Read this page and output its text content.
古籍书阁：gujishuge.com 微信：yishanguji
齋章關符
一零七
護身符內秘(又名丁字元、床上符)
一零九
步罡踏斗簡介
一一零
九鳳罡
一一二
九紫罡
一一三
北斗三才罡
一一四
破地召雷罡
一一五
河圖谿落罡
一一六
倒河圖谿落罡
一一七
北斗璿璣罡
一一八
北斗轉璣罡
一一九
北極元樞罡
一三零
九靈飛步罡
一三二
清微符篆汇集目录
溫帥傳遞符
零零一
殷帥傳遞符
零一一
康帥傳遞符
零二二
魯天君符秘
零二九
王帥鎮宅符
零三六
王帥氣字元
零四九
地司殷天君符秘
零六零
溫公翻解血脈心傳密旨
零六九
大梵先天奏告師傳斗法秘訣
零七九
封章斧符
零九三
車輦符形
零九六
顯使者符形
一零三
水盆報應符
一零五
□ □ □ □ □ □ □
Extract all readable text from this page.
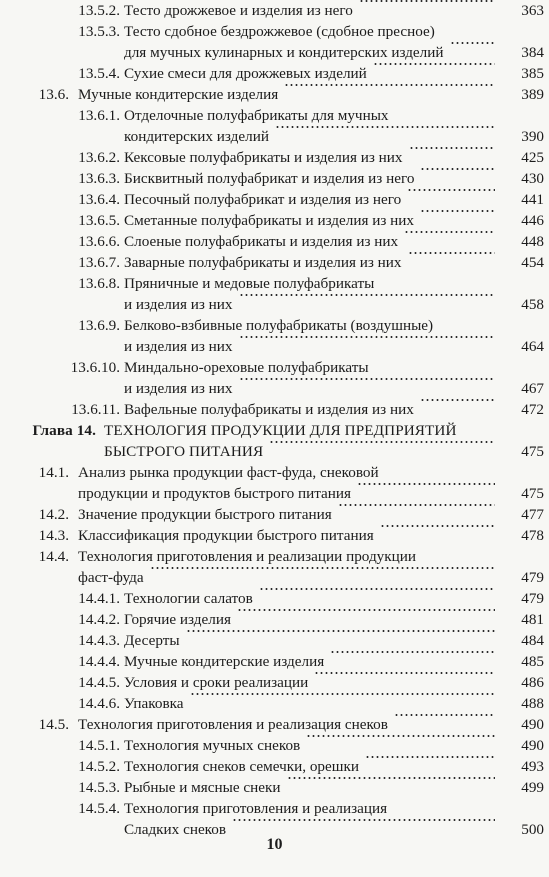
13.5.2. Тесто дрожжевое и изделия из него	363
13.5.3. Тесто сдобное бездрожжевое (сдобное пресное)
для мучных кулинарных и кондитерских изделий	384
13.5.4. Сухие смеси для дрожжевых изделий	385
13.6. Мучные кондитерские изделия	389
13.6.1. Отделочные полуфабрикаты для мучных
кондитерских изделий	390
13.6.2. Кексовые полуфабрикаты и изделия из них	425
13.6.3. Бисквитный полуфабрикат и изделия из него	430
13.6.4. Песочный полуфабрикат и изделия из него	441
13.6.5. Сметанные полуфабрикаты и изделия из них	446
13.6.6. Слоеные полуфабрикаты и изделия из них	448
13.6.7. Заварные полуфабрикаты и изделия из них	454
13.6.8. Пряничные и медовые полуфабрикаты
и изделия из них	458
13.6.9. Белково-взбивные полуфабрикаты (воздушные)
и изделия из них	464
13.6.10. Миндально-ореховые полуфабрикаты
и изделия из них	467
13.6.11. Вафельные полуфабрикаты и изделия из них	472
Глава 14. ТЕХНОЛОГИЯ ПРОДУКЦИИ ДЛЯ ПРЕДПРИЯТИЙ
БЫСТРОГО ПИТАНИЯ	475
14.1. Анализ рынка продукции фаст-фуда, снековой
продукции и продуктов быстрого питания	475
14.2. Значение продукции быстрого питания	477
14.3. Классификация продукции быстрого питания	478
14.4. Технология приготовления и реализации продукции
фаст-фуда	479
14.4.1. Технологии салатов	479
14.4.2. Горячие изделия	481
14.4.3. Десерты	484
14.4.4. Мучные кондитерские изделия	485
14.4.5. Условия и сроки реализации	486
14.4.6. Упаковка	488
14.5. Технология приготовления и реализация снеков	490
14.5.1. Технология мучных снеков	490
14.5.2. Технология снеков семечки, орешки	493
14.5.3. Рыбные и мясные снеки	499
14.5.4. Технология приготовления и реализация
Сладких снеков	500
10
□ □ □ □ □ □ □
_EXERCISE_: Among the entries above, identify all lines with "реализации" and copy them.

_TASK RESULT_:
14.4. Технология приготовления и реализации продукции
14.4.5. Условия и сроки реализации	486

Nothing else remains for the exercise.